_やること:_ 「table-row[interactable]: RBYTEMAIN ACTUAL」を含む行から「consolidation-grid: Active *Consolidation」を含む行までを、一字も変えずに書き写してください。最初と最後の行も含めます。
▶
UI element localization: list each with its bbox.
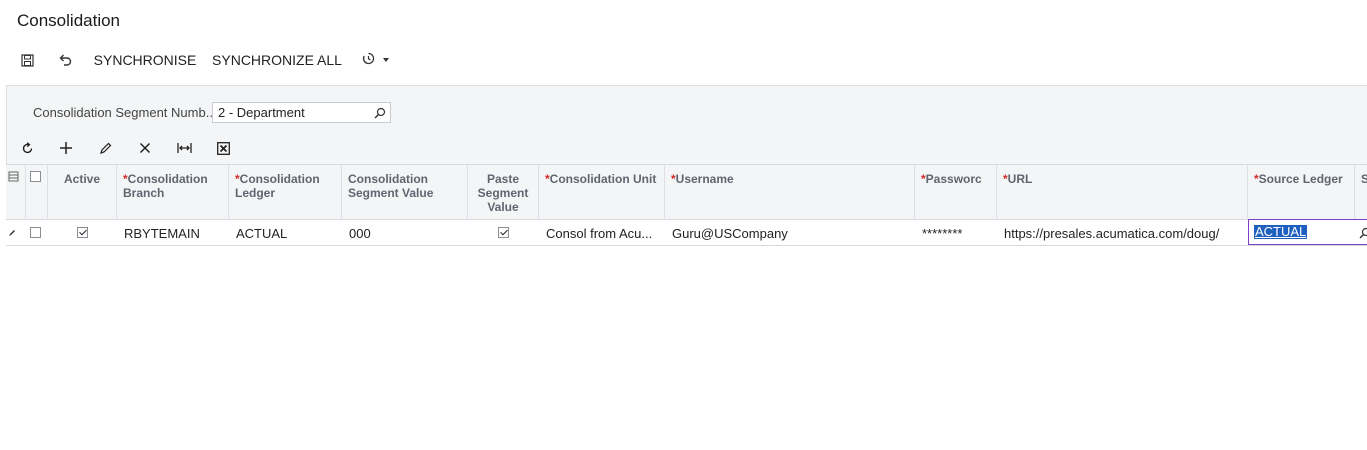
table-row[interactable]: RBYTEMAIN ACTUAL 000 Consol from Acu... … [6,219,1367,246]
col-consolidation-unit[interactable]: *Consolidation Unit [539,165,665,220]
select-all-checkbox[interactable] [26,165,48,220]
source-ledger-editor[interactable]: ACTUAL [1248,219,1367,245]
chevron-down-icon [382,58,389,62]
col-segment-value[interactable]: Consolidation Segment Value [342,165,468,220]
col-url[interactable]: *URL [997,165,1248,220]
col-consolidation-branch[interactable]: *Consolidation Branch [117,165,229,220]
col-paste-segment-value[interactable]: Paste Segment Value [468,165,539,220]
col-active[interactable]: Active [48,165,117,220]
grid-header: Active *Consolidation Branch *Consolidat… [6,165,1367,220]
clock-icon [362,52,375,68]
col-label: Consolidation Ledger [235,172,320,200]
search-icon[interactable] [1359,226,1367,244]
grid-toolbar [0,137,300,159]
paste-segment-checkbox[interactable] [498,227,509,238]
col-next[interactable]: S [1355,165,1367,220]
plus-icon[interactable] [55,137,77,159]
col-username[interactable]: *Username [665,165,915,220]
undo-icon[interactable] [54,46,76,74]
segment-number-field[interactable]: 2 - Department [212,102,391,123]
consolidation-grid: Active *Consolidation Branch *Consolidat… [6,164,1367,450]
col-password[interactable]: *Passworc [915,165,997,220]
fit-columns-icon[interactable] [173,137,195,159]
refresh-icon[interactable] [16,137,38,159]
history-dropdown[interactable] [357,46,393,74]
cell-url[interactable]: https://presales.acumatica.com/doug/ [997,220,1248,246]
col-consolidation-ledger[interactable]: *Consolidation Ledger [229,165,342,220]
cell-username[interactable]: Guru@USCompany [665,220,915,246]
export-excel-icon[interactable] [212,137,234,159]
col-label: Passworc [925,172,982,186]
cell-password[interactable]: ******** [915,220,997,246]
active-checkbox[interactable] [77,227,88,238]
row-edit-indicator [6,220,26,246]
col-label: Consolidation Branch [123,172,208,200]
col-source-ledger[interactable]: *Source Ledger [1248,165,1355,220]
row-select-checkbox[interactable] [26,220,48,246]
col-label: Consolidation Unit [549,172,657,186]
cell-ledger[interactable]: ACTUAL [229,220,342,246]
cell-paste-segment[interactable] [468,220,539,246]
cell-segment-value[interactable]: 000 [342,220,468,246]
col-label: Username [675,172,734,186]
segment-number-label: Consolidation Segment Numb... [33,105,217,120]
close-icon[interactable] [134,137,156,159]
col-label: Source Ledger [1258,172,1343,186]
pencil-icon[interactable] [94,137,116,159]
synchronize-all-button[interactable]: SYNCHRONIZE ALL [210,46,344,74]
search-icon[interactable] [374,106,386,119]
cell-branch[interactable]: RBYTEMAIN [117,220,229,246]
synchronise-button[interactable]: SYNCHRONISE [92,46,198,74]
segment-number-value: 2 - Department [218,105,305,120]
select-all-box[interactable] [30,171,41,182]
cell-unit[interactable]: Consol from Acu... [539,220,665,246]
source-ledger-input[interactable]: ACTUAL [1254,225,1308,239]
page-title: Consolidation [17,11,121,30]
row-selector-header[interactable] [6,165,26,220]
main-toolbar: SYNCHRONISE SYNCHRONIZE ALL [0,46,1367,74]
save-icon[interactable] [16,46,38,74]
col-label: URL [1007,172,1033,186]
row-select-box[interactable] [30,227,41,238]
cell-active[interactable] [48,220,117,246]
◀
▶
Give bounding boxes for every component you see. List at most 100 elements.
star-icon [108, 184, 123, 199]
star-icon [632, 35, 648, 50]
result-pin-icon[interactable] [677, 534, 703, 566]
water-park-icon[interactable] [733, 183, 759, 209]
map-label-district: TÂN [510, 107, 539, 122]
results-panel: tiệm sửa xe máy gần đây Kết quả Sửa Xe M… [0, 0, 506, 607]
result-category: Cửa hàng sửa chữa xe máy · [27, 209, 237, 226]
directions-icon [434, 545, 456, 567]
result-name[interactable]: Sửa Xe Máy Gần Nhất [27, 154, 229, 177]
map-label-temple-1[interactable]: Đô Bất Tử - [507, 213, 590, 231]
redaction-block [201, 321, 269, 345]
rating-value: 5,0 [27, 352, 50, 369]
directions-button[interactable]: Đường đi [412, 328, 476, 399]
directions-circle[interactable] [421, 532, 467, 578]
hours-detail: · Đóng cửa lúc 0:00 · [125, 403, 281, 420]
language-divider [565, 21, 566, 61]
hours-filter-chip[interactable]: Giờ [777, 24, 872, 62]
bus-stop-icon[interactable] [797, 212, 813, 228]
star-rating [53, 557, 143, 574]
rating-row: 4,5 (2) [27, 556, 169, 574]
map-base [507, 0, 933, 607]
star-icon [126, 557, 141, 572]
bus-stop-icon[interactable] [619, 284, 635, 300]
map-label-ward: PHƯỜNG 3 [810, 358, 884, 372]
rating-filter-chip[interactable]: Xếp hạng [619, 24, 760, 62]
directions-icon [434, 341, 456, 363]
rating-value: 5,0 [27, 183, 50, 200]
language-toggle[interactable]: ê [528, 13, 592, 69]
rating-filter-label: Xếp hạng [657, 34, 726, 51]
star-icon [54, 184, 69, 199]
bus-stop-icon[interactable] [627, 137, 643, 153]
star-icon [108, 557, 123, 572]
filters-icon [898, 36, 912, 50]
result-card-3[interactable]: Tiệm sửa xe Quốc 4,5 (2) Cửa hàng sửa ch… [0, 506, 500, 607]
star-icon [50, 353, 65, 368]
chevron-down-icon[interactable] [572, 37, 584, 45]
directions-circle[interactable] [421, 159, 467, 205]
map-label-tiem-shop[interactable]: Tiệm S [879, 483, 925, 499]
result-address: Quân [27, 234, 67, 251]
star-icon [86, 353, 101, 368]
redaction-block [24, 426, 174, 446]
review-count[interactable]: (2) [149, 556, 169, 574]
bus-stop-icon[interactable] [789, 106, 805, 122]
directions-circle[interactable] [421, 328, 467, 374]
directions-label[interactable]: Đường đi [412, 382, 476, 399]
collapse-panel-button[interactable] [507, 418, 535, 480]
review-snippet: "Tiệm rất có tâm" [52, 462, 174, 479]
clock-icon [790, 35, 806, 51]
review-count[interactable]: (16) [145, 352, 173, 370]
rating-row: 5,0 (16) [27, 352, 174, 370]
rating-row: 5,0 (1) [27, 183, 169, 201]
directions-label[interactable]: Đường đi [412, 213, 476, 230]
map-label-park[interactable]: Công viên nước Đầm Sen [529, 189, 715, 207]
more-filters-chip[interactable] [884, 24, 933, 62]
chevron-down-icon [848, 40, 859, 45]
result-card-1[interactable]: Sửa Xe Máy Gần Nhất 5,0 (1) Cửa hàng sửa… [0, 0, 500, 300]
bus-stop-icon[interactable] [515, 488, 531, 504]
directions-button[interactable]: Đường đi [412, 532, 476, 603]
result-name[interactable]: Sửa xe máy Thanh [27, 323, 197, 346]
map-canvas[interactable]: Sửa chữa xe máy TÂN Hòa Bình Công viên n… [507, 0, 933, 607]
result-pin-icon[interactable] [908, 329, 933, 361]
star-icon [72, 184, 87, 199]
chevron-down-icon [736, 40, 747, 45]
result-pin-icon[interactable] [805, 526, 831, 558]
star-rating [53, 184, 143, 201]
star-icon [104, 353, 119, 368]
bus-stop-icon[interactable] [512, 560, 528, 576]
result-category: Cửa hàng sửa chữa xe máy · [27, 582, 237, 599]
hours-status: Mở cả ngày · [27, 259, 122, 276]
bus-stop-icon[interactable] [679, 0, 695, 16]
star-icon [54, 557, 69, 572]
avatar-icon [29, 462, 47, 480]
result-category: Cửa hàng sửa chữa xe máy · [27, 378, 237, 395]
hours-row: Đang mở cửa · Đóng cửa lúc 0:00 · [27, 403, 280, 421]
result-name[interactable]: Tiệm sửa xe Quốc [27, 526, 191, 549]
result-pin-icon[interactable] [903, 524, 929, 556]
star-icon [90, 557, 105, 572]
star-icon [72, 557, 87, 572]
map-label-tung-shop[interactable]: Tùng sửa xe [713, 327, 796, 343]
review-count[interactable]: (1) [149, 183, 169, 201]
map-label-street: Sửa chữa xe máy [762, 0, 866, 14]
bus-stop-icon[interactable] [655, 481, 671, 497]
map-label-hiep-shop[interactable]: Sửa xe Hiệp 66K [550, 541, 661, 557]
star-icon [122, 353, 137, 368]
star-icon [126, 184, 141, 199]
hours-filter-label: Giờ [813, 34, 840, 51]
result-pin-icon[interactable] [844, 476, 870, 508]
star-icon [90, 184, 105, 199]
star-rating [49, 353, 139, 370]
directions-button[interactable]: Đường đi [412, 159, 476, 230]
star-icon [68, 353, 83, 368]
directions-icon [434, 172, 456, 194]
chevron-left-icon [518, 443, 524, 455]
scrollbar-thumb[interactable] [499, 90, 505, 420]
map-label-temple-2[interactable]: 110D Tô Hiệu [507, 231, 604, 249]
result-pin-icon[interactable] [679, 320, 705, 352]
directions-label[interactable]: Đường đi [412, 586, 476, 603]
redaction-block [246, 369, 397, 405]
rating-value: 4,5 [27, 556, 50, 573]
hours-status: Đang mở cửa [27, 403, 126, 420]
◀
_回答全文:_
table-row[interactable]: RBYTEMAIN ACTUAL 000 Consol from Acu... … [6,219,1367,246]
col-consolidation-unit[interactable]: *Consolidation Unit [539,165,665,220]
select-all-checkbox[interactable] [26,165,48,220]
source-ledger-editor[interactable]: ACTUAL [1248,219,1367,245]
chevron-down-icon [382,58,389,62]
col-segment-value[interactable]: Consolidation Segment Value [342,165,468,220]
col-url[interactable]: *URL [997,165,1248,220]
col-consolidation-branch[interactable]: *Consolidation Branch [117,165,229,220]
col-paste-segment-value[interactable]: Paste Segment Value [468,165,539,220]
col-active[interactable]: Active [48,165,117,220]
grid-header: Active *Consolidation Branch *Consolidat… [6,165,1367,220]
clock-icon [362,52,375,68]
col-label: Consolidation Ledger [235,172,320,200]
search-icon[interactable] [1359,226,1367,244]
grid-toolbar [0,137,300,159]
paste-segment-checkbox[interactable] [498,227,509,238]
col-next[interactable]: S [1355,165,1367,220]
plus-icon[interactable] [55,137,77,159]
col-username[interactable]: *Username [665,165,915,220]
undo-icon[interactable] [54,46,76,74]
segment-number-field[interactable]: 2 - Department [212,102,391,123]
consolidation-grid: Active *Consolidation Branch *Consolidat… [6,164,1367,450]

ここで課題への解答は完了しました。